* [Supplied information]
** BEGIN **
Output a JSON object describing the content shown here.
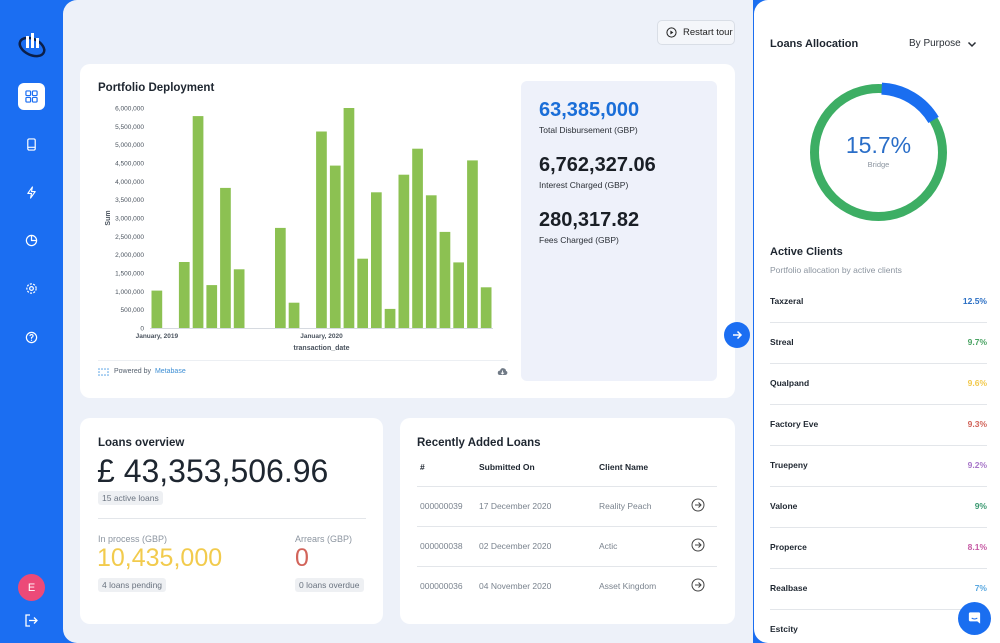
{
  "header": {
    "restart_label": "Restart tour"
  },
  "portfolio": {
    "title": "Portfolio Deployment",
    "powered_prefix": "Powered by",
    "powered_brand": "Metabase",
    "stats": [
      {
        "value": "63,385,000",
        "label": "Total Disbursement (GBP)"
      },
      {
        "value": "6,762,327.06",
        "label": "Interest Charged (GBP)"
      },
      {
        "value": "280,317.82",
        "label": "Fees Charged (GBP)"
      }
    ]
  },
  "chart_data": {
    "type": "bar",
    "xlabel": "transaction_date",
    "ylabel": "Sum",
    "ylim": [
      0,
      6000000
    ],
    "yticks": [
      "0",
      "500,000",
      "1,000,000",
      "1,500,000",
      "2,000,000",
      "2,500,000",
      "3,000,000",
      "3,500,000",
      "4,000,000",
      "4,500,000",
      "5,000,000",
      "5,500,000",
      "6,000,000"
    ],
    "x_tick_labels": [
      {
        "label": "January, 2019",
        "index": 0
      },
      {
        "label": "January, 2020",
        "index": 12
      }
    ],
    "color": "#8cc152",
    "grid": false,
    "values": [
      1020000,
      0,
      1800000,
      5780000,
      1170000,
      3820000,
      1600000,
      0,
      0,
      2730000,
      690000,
      0,
      5360000,
      4430000,
      6000000,
      1890000,
      3700000,
      520000,
      4180000,
      4890000,
      3620000,
      2620000,
      1790000,
      4570000,
      1110000
    ]
  },
  "loans_overview": {
    "title": "Loans overview",
    "amount": "£ 43,353,506.96",
    "active_loans": "15 active loans",
    "in_process_label": "In process (GBP)",
    "in_process_value": "10,435,000",
    "pending": "4 loans pending",
    "arrears_label": "Arrears (GBP)",
    "arrears_value": "0",
    "overdue": "0 loans overdue"
  },
  "recent": {
    "title": "Recently Added Loans",
    "columns": [
      "#",
      "Submitted On",
      "Client Name"
    ],
    "rows": [
      {
        "id": "000000039",
        "date": "17 December 2020",
        "client": "Reality Peach"
      },
      {
        "id": "000000038",
        "date": "02 December 2020",
        "client": "Actic"
      },
      {
        "id": "000000036",
        "date": "04 November 2020",
        "client": "Asset Kingdom"
      }
    ]
  },
  "allocation": {
    "title": "Loans Allocation",
    "select": "By Purpose",
    "percent": "15.7%",
    "percent_value": 15.7,
    "category": "Bridge",
    "ring_color": "#3dae64",
    "highlight_color": "#1a6ef0"
  },
  "active_clients": {
    "title": "Active Clients",
    "subtitle": "Portfolio allocation by active clients",
    "clients": [
      {
        "name": "Taxzeral",
        "pct": "12.5%",
        "color": "#2b6fc4"
      },
      {
        "name": "Streal",
        "pct": "9.7%",
        "color": "#4ba464"
      },
      {
        "name": "Qualpand",
        "pct": "9.6%",
        "color": "#f2c94c"
      },
      {
        "name": "Factory Eve",
        "pct": "9.3%",
        "color": "#d2645a"
      },
      {
        "name": "Truepeny",
        "pct": "9.2%",
        "color": "#a877c9"
      },
      {
        "name": "Valone",
        "pct": "9%",
        "color": "#3c9a72"
      },
      {
        "name": "Properce",
        "pct": "8.1%",
        "color": "#c65aa4"
      },
      {
        "name": "Realbase",
        "pct": "7%",
        "color": "#5aa8e0"
      },
      {
        "name": "Estcity",
        "pct": "",
        "color": "#1e2630"
      }
    ]
  }
}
** END **
* [Written request]
All preceding records should be duplicated verbatim, images excepted.

* [Completed exercise]
Output a JSON object describing the content shown here.
{
  "header": {
    "restart_label": "Restart tour"
  },
  "portfolio": {
    "title": "Portfolio Deployment",
    "powered_prefix": "Powered by",
    "powered_brand": "Metabase",
    "stats": [
      {
        "value": "63,385,000",
        "label": "Total Disbursement (GBP)"
      },
      {
        "value": "6,762,327.06",
        "label": "Interest Charged (GBP)"
      },
      {
        "value": "280,317.82",
        "label": "Fees Charged (GBP)"
      }
    ]
  },
  "chart_data": {
    "type": "bar",
    "xlabel": "transaction_date",
    "ylabel": "Sum",
    "ylim": [
      0,
      6000000
    ],
    "yticks": [
      "0",
      "500,000",
      "1,000,000",
      "1,500,000",
      "2,000,000",
      "2,500,000",
      "3,000,000",
      "3,500,000",
      "4,000,000",
      "4,500,000",
      "5,000,000",
      "5,500,000",
      "6,000,000"
    ],
    "x_tick_labels": [
      {
        "label": "January, 2019",
        "index": 0
      },
      {
        "label": "January, 2020",
        "index": 12
      }
    ],
    "color": "#8cc152",
    "grid": false,
    "values": [
      1020000,
      0,
      1800000,
      5780000,
      1170000,
      3820000,
      1600000,
      0,
      0,
      2730000,
      690000,
      0,
      5360000,
      4430000,
      6000000,
      1890000,
      3700000,
      520000,
      4180000,
      4890000,
      3620000,
      2620000,
      1790000,
      4570000,
      1110000
    ]
  },
  "loans_overview": {
    "title": "Loans overview",
    "amount": "£ 43,353,506.96",
    "active_loans": "15 active loans",
    "in_process_label": "In process (GBP)",
    "in_process_value": "10,435,000",
    "pending": "4 loans pending",
    "arrears_label": "Arrears (GBP)",
    "arrears_value": "0",
    "overdue": "0 loans overdue"
  },
  "recent": {
    "title": "Recently Added Loans",
    "columns": [
      "#",
      "Submitted On",
      "Client Name"
    ],
    "rows": [
      {
        "id": "000000039",
        "date": "17 December 2020",
        "client": "Reality Peach"
      },
      {
        "id": "000000038",
        "date": "02 December 2020",
        "client": "Actic"
      },
      {
        "id": "000000036",
        "date": "04 November 2020",
        "client": "Asset Kingdom"
      }
    ]
  },
  "allocation": {
    "title": "Loans Allocation",
    "select": "By Purpose",
    "percent": "15.7%",
    "percent_value": 15.7,
    "category": "Bridge",
    "ring_color": "#3dae64",
    "highlight_color": "#1a6ef0"
  },
  "active_clients": {
    "title": "Active Clients",
    "subtitle": "Portfolio allocation by active clients",
    "clients": [
      {
        "name": "Taxzeral",
        "pct": "12.5%",
        "color": "#2b6fc4"
      },
      {
        "name": "Streal",
        "pct": "9.7%",
        "color": "#4ba464"
      },
      {
        "name": "Qualpand",
        "pct": "9.6%",
        "color": "#f2c94c"
      },
      {
        "name": "Factory Eve",
        "pct": "9.3%",
        "color": "#d2645a"
      },
      {
        "name": "Truepeny",
        "pct": "9.2%",
        "color": "#a877c9"
      },
      {
        "name": "Valone",
        "pct": "9%",
        "color": "#3c9a72"
      },
      {
        "name": "Properce",
        "pct": "8.1%",
        "color": "#c65aa4"
      },
      {
        "name": "Realbase",
        "pct": "7%",
        "color": "#5aa8e0"
      },
      {
        "name": "Estcity",
        "pct": "",
        "color": "#1e2630"
      }
    ]
  }
}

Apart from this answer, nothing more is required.